>> Begin EXCERPTED TEXT

Case ID: f-supp-2d_46/html/0468-01.html
Source: Caselaw Access Project
Author: {"author": "ELLIS, District Judge.", "license": "Public Domain", "url": "https://static.case.law/"}
Date Created: 2024-08-24T03:29:51.129683

Eugene TALBOT, Plaintiff, v. MOBIL CORPORATION and Mobil Business Resources Corporation, Defendants.
    No. Civ.A. 98-1825-A.
    United States District Court, E.D. Virginia, Alexandria Division.
    April 26, 1999.
    
      Michael T. Leibig, Carla M. Seigel, Zwerdling, Paul, Leibig, Kahn, Thompson & Wolly, P.C. Fairfax, VA, for plaintiff.
    Barbara B. Brown, Neal D. Mollen, Paul, Hastings, Janofsky & Walker Washington, DC, for defendants.
   MEMORANDUM OPINION

ELLIS, District Judge.

>> End EXCERPTED TEXT

## WHAT YOU HAVE TO DO
Repeat the case caption word for word, starting at "Eugene TALBOT, Plaintiff, v." and ending at "DC, for defendants.".

>> Begin GIVEN INFORMATION

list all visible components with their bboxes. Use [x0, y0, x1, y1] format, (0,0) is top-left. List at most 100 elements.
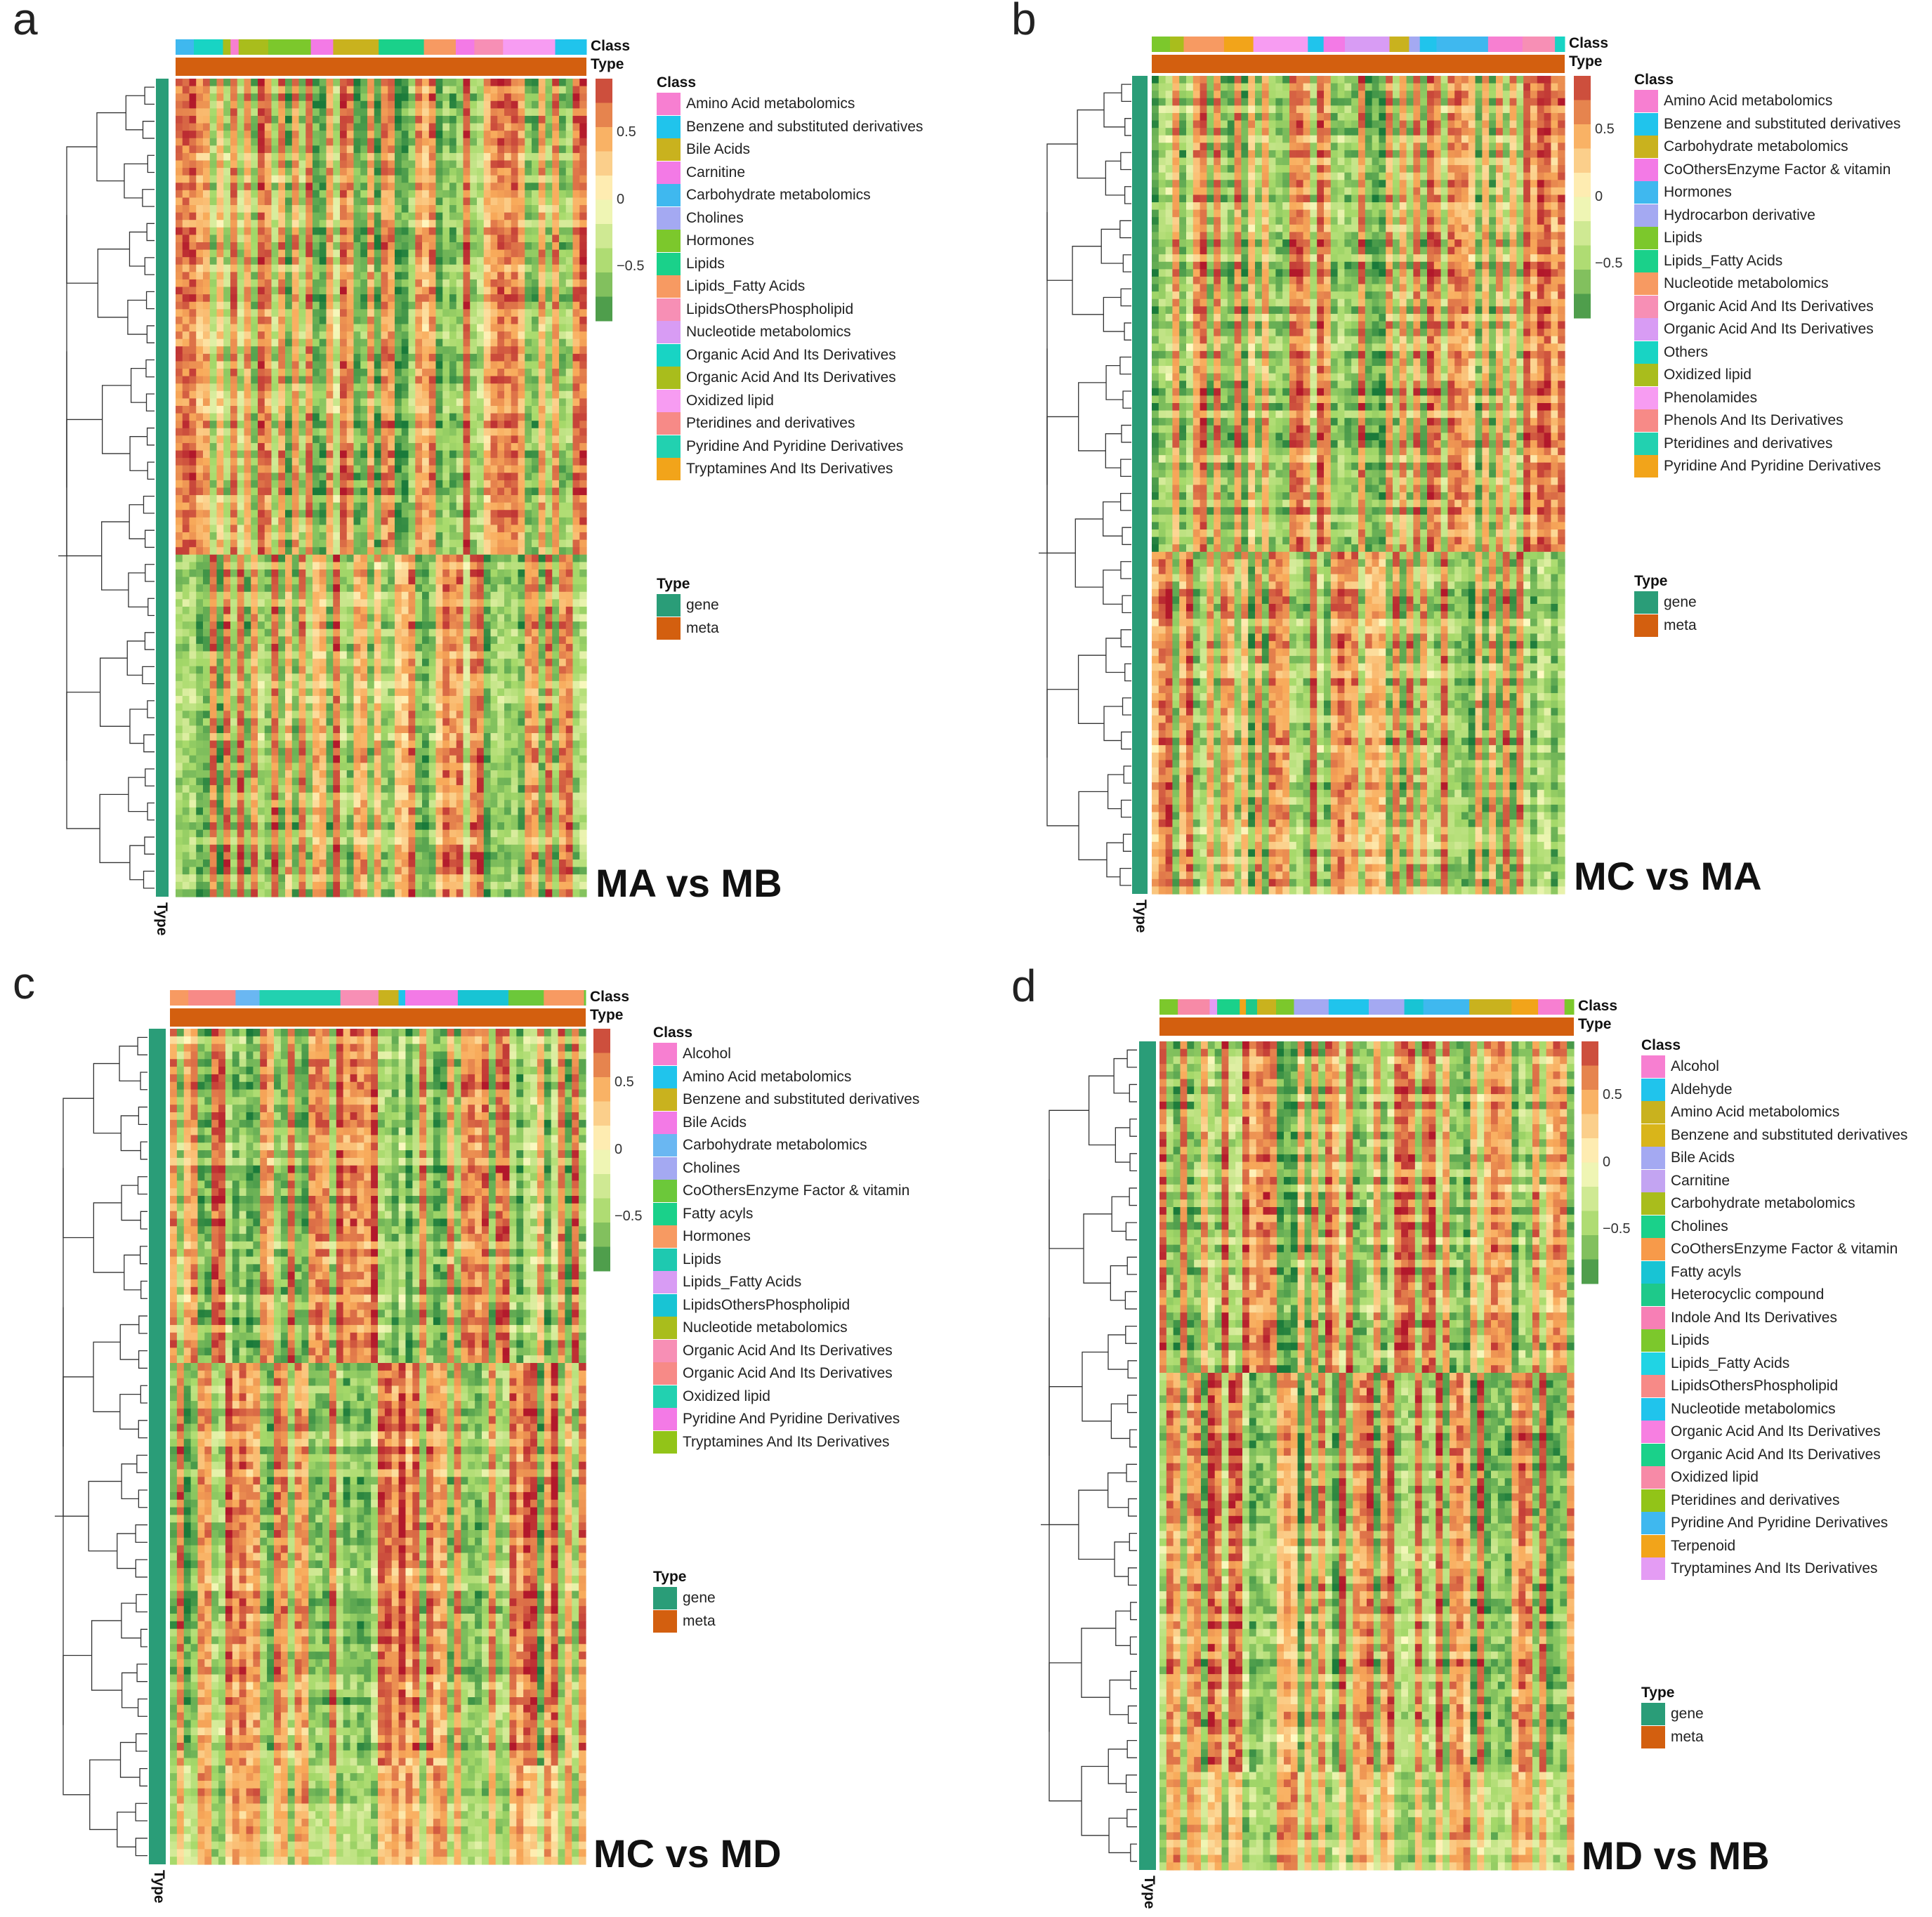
heatmap-cell: [353, 235, 361, 243]
heatmap-cell: [504, 480, 512, 489]
heatmap-cell: [340, 145, 348, 154]
heatmap-cell: [428, 487, 437, 496]
heatmap-cell: [340, 309, 348, 317]
heatmap-cell: [258, 316, 265, 325]
heatmap-cell: [237, 294, 245, 303]
heatmap-cell: [264, 301, 272, 310]
heatmap-cell: [422, 264, 430, 272]
heatmap-cell: [497, 651, 505, 659]
heatmap-cell: [367, 510, 375, 518]
heatmap-cell: [401, 480, 409, 489]
heatmap-cell: [477, 376, 485, 384]
heatmap-cell: [291, 458, 300, 466]
heatmap-cell: [313, 577, 320, 585]
heatmap-cell: [346, 145, 355, 154]
heatmap-cell: [374, 183, 382, 191]
heatmap-cell: [333, 398, 341, 407]
heatmap-cell: [497, 301, 505, 310]
heatmap-cell: [298, 160, 306, 169]
heatmap-cell: [422, 131, 430, 139]
heatmap-cell: [367, 517, 375, 526]
heatmap-cell: [490, 383, 498, 392]
heatmap-cell: [285, 435, 293, 444]
heatmap-cell: [497, 636, 505, 645]
heatmap-cell: [230, 465, 238, 473]
heatmap-cell: [291, 628, 300, 637]
heatmap-cell: [223, 614, 231, 622]
heatmap-cell: [326, 539, 334, 548]
heatmap-cell: [538, 361, 546, 369]
heatmap-cell: [449, 160, 457, 169]
heatmap-cell: [483, 510, 492, 518]
heatmap-cell: [435, 487, 443, 496]
heatmap-cell: [340, 495, 348, 503]
heatmap-cell: [463, 680, 471, 690]
heatmap-cell: [182, 673, 190, 682]
heatmap-cell: [415, 562, 423, 570]
heatmap-cell: [483, 673, 492, 682]
heatmap-cell: [538, 591, 546, 600]
heatmap-cell: [490, 79, 498, 87]
heatmap-cell: [381, 100, 388, 109]
heatmap-cell: [408, 190, 416, 199]
heatmap-cell: [559, 264, 567, 272]
heatmap-cell: [545, 160, 553, 169]
heatmap-cell: [333, 614, 341, 622]
heatmap-cell: [340, 421, 348, 429]
heatmap-cell: [490, 183, 498, 191]
heatmap-cell: [182, 205, 190, 213]
heatmap-cell: [401, 86, 409, 94]
heatmap-cell: [511, 421, 519, 429]
heatmap-cell: [538, 205, 546, 213]
heatmap-cell: [559, 152, 567, 162]
heatmap-cell: [497, 227, 505, 236]
heatmap-cell: [189, 502, 197, 510]
heatmap-cell: [216, 123, 224, 131]
heatmap-cell: [367, 145, 375, 154]
heatmap-cell: [353, 160, 361, 169]
heatmap-cell: [483, 554, 492, 563]
heatmap-cell: [545, 376, 553, 384]
heatmap-cell: [278, 286, 286, 295]
heatmap-cell: [518, 286, 525, 295]
heatmap-cell: [333, 361, 341, 369]
heatmap-cell: [381, 249, 388, 258]
heatmap-cell: [483, 183, 492, 191]
heatmap-cell: [579, 458, 587, 466]
heatmap-cell: [340, 168, 348, 176]
heatmap-cell: [538, 651, 546, 659]
heatmap-cell: [579, 621, 587, 630]
heatmap-cell: [477, 666, 485, 674]
heatmap-cell: [442, 510, 450, 518]
heatmap-cell: [456, 115, 464, 124]
heatmap-cell: [326, 242, 334, 251]
heatmap-cell: [456, 212, 464, 220]
heatmap-cell: [504, 606, 512, 615]
heatmap-cell: [326, 152, 334, 162]
heatmap-cell: [504, 79, 512, 87]
heatmap-cell: [449, 614, 457, 622]
heatmap-cell: [497, 115, 505, 124]
heatmap-cell: [285, 473, 293, 481]
heatmap-cell: [189, 100, 197, 109]
heatmap-cell: [545, 599, 553, 607]
heatmap-cell: [579, 205, 587, 213]
heatmap-cell: [216, 577, 224, 585]
heatmap-cell: [258, 621, 265, 630]
heatmap-cell: [360, 183, 368, 191]
heatmap-cell: [305, 659, 313, 667]
heatmap-cell: [203, 502, 211, 510]
heatmap-cell: [408, 591, 416, 600]
heatmap-cell: [285, 115, 293, 124]
heatmap-cell: [565, 197, 574, 206]
heatmap-cell: [525, 294, 532, 303]
heatmap-cell: [230, 398, 238, 407]
heatmap-cell: [313, 301, 320, 310]
heatmap-cell: [251, 168, 258, 176]
heatmap-cell: [189, 272, 197, 280]
heatmap-cell: [278, 636, 286, 645]
heatmap-cell: [422, 450, 430, 459]
heatmap-cell: [285, 390, 293, 400]
heatmap-cell: [525, 428, 532, 436]
heatmap-cell: [319, 183, 327, 191]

>> End GIVEN INFORMATION

## SOLUTION
Eugene TALBOT, Plaintiff, v. MOBIL CORPORATION and Mobil Business Resources Corporation, Defendants.
    No. Civ.A. 98-1825-A.
    United States District Court, E.D. Virginia, Alexandria Division.
    April 26, 1999.
    
      Michael T. Leibig, Carla M. Seigel, Zwerdling, Paul, Leibig, Kahn, Thompson & Wolly, P.C. Fairfax, VA, for plaintiff.
    Barbara B. Brown, Neal D. Mollen, Paul, Hastings, Janofsky & Walker Washington, DC, for defendants.